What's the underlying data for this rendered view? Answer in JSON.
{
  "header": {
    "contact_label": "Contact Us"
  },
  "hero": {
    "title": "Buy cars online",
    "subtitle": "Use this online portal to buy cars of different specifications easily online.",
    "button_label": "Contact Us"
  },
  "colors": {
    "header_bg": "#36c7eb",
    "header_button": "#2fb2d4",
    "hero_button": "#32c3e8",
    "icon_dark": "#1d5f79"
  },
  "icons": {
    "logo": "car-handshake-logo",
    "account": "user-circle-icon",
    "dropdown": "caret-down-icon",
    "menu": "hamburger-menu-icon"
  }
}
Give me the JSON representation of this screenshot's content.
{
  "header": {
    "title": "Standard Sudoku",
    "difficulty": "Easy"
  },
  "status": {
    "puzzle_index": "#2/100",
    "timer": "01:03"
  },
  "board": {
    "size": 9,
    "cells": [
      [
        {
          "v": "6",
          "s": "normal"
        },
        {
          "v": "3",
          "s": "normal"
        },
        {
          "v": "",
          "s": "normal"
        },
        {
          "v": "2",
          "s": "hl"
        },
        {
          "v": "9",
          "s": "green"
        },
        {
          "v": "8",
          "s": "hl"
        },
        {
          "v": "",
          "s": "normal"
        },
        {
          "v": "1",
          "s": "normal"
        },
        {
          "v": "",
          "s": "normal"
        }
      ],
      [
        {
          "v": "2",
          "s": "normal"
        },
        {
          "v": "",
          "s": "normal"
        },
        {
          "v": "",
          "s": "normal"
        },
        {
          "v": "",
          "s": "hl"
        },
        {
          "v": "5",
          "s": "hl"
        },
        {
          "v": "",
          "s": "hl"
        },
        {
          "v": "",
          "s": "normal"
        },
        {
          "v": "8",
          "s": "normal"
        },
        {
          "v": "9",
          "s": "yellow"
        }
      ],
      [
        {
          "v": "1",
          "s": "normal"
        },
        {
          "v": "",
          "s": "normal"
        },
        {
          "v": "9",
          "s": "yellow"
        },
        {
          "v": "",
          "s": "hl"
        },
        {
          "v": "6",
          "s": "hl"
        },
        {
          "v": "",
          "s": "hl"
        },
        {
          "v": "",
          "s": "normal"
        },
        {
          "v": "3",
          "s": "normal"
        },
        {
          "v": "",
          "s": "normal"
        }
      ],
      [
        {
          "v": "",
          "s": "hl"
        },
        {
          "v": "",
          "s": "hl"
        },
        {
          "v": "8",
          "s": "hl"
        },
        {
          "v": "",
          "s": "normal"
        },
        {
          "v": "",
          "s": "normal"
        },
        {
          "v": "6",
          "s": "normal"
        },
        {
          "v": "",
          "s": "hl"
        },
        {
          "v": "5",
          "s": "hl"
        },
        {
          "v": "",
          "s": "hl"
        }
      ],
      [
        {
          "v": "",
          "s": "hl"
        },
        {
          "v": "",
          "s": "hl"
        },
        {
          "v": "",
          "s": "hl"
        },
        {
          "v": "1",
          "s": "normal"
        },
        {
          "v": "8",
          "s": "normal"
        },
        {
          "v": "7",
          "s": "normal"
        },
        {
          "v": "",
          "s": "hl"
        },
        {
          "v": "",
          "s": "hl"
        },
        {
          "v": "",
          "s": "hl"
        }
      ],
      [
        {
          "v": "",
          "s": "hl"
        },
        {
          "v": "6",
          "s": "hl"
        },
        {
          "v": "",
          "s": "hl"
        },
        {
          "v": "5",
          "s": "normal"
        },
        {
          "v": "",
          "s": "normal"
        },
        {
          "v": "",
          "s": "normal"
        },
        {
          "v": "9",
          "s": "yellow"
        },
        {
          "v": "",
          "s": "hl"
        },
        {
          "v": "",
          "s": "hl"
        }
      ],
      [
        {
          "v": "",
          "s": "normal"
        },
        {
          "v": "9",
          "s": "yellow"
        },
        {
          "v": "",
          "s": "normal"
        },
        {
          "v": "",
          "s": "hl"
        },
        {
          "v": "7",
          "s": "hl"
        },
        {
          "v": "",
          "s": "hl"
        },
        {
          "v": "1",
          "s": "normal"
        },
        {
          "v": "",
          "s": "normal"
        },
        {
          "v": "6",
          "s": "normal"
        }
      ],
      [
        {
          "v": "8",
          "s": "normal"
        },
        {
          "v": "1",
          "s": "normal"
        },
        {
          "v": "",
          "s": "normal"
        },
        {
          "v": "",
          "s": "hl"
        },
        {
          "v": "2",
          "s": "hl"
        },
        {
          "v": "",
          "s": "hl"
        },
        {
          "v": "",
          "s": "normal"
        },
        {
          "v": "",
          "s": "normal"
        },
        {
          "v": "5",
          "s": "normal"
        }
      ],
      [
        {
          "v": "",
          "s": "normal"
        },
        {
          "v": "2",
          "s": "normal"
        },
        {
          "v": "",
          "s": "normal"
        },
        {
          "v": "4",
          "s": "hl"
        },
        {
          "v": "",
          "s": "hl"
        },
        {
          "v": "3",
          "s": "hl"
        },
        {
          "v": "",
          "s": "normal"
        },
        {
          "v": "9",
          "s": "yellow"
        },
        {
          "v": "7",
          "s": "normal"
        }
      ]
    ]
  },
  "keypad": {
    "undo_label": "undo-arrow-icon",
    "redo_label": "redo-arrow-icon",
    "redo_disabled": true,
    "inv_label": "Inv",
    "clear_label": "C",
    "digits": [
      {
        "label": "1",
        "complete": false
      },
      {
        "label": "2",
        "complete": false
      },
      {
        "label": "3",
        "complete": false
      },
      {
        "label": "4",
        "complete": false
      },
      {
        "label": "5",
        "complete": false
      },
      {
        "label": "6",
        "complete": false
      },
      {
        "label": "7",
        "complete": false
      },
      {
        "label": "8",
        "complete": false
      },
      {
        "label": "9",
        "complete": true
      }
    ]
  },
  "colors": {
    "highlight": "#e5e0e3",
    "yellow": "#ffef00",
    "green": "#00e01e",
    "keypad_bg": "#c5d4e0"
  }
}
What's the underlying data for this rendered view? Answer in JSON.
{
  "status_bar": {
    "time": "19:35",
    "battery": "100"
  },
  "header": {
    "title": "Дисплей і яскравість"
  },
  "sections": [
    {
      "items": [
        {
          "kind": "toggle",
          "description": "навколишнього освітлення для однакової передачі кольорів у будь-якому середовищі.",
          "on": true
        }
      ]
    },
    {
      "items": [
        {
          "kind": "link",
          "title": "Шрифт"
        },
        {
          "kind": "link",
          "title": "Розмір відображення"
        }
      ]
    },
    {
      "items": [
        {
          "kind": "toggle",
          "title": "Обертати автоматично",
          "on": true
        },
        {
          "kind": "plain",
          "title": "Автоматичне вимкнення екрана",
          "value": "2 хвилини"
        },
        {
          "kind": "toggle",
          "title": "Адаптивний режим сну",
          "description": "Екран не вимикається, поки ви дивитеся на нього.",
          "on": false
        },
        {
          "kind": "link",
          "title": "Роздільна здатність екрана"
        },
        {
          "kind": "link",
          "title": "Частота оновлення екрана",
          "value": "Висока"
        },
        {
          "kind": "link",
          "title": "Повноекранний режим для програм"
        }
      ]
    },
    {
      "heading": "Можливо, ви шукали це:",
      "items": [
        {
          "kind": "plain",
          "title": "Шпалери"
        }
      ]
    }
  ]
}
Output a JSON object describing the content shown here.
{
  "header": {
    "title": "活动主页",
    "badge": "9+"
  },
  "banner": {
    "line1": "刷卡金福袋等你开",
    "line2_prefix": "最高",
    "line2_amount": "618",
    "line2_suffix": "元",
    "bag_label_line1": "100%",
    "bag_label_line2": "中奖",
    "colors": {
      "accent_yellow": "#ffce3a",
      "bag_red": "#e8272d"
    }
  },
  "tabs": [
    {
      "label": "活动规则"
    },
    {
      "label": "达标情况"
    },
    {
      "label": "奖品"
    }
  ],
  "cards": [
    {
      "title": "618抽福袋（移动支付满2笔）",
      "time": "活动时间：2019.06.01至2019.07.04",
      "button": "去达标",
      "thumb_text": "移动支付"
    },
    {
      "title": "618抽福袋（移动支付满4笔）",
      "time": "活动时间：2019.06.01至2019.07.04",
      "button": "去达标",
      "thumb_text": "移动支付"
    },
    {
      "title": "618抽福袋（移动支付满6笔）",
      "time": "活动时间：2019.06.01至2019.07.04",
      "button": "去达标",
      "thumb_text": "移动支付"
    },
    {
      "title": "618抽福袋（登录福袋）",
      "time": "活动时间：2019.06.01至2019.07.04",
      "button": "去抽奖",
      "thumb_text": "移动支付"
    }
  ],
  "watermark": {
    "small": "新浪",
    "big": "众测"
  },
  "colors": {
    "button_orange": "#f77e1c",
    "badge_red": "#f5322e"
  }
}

### Requirement
Pull out every line of the entries that includes the word "Contact".

### Correct output
    "contact_label": "Contact Us"
    "button_label": "Contact Us"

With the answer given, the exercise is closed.